## Exercise task
Print the full listing exactly.

## Data provided
++++++++
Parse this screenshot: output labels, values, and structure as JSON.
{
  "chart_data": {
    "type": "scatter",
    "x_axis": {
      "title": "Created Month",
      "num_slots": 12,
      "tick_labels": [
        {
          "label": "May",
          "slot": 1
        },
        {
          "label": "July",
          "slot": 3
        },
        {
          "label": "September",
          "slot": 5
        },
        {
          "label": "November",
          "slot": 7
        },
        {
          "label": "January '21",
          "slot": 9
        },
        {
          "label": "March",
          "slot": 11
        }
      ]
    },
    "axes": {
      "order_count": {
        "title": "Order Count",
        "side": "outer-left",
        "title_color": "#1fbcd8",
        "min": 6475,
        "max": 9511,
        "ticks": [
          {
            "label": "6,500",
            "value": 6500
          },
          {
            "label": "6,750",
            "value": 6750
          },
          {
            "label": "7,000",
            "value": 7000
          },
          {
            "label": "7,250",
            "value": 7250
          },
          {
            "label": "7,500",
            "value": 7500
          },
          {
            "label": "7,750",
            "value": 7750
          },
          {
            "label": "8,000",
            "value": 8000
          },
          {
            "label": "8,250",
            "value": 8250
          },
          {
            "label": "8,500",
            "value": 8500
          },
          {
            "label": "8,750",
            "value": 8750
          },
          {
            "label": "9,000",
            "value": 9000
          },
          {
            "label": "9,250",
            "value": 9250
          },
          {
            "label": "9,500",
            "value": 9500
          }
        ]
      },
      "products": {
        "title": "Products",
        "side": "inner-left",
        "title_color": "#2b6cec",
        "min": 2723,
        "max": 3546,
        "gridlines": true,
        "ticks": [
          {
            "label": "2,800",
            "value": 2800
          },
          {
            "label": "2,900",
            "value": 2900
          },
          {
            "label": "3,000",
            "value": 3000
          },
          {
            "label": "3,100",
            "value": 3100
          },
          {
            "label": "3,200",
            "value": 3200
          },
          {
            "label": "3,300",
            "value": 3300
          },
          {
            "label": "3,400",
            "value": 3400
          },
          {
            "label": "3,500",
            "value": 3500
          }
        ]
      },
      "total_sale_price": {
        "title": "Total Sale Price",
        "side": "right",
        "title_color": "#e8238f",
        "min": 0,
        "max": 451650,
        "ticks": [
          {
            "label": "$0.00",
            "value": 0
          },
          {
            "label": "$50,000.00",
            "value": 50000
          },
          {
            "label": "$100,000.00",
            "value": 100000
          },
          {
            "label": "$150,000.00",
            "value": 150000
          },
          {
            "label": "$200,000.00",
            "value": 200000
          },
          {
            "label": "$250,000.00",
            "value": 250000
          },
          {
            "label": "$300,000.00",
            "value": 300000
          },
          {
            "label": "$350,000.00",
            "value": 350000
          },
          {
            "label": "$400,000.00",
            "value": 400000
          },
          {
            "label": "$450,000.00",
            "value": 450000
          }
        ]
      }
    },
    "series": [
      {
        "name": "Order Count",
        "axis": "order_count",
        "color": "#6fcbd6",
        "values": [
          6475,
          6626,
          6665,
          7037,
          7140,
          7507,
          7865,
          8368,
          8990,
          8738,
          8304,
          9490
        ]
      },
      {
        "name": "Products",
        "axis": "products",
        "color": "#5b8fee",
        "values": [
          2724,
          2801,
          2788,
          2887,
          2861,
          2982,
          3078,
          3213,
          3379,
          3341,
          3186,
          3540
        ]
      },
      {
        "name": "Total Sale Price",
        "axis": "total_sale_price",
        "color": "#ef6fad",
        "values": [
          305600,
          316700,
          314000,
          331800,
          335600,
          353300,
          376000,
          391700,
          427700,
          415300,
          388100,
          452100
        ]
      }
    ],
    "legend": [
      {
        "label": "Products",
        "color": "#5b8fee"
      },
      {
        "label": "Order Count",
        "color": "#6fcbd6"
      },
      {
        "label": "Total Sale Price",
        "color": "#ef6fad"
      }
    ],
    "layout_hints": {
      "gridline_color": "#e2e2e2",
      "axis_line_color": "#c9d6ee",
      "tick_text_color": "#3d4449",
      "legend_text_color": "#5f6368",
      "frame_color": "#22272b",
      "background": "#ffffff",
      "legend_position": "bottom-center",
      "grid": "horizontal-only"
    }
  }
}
++++++++
## Solution below
Parse this screenshot: output labels, values, and structure as JSON.
{
  "chart_data": {
    "type": "scatter",
    "x_axis": {
      "title": "Created Month",
      "num_slots": 12,
      "tick_labels": [
        {
          "label": "May",
          "slot": 1
        },
        {
          "label": "July",
          "slot": 3
        },
        {
          "label": "September",
          "slot": 5
        },
        {
          "label": "November",
          "slot": 7
        },
        {
          "label": "January '21",
          "slot": 9
        },
        {
          "label": "March",
          "slot": 11
        }
      ]
    },
    "axes": {
      "order_count": {
        "title": "Order Count",
        "side": "outer-left",
        "title_color": "#1fbcd8",
        "min": 6475,
        "max": 9511,
        "ticks": [
          {
            "label": "6,500",
            "value": 6500
          },
          {
            "label": "6,750",
            "value": 6750
          },
          {
            "label": "7,000",
            "value": 7000
          },
          {
            "label": "7,250",
            "value": 7250
          },
          {
            "label": "7,500",
            "value": 7500
          },
          {
            "label": "7,750",
            "value": 7750
          },
          {
            "label": "8,000",
            "value": 8000
          },
          {
            "label": "8,250",
            "value": 8250
          },
          {
            "label": "8,500",
            "value": 8500
          },
          {
            "label": "8,750",
            "value": 8750
          },
          {
            "label": "9,000",
            "value": 9000
          },
          {
            "label": "9,250",
            "value": 9250
          },
          {
            "label": "9,500",
            "value": 9500
          }
        ]
      },
      "products": {
        "title": "Products",
        "side": "inner-left",
        "title_color": "#2b6cec",
        "min": 2723,
        "max": 3546,
        "gridlines": true,
        "ticks": [
          {
            "label": "2,800",
            "value": 2800
          },
          {
            "label": "2,900",
            "value": 2900
          },
          {
            "label": "3,000",
            "value": 3000
          },
          {
            "label": "3,100",
            "value": 3100
          },
          {
            "label": "3,200",
            "value": 3200
          },
          {
            "label": "3,300",
            "value": 3300
          },
          {
            "label": "3,400",
            "value": 3400
          },
          {
            "label": "3,500",
            "value": 3500
          }
        ]
      },
      "total_sale_price": {
        "title": "Total Sale Price",
        "side": "right",
        "title_color": "#e8238f",
        "min": 0,
        "max": 451650,
        "ticks": [
          {
            "label": "$0.00",
            "value": 0
          },
          {
            "label": "$50,000.00",
            "value": 50000
          },
          {
            "label": "$100,000.00",
            "value": 100000
          },
          {
            "label": "$150,000.00",
            "value": 150000
          },
          {
            "label": "$200,000.00",
            "value": 200000
          },
          {
            "label": "$250,000.00",
            "value": 250000
          },
          {
            "label": "$300,000.00",
            "value": 300000
          },
          {
            "label": "$350,000.00",
            "value": 350000
          },
          {
            "label": "$400,000.00",
            "value": 400000
          },
          {
            "label": "$450,000.00",
            "value": 450000
          }
        ]
      }
    },
    "series": [
      {
        "name": "Order Count",
        "axis": "order_count",
        "color": "#6fcbd6",
        "values": [
          6475,
          6626,
          6665,
          7037,
          7140,
          7507,
          7865,
          8368,
          8990,
          8738,
          8304,
          9490
        ]
      },
      {
        "name": "Products",
        "axis": "products",
        "color": "#5b8fee",
        "values": [
          2724,
          2801,
          2788,
          2887,
          2861,
          2982,
          3078,
          3213,
          3379,
          3341,
          3186,
          3540
        ]
      },
      {
        "name": "Total Sale Price",
        "axis": "total_sale_price",
        "color": "#ef6fad",
        "values": [
          305600,
          316700,
          314000,
          331800,
          335600,
          353300,
          376000,
          391700,
          427700,
          415300,
          388100,
          452100
        ]
      }
    ],
    "legend": [
      {
        "label": "Products",
        "color": "#5b8fee"
      },
      {
        "label": "Order Count",
        "color": "#6fcbd6"
      },
      {
        "label": "Total Sale Price",
        "color": "#ef6fad"
      }
    ],
    "layout_hints": {
      "gridline_color": "#e2e2e2",
      "axis_line_color": "#c9d6ee",
      "tick_text_color": "#3d4449",
      "legend_text_color": "#5f6368",
      "frame_color": "#22272b",
      "background": "#ffffff",
      "legend_position": "bottom-center",
      "grid": "horizontal-only"
    }
  }
}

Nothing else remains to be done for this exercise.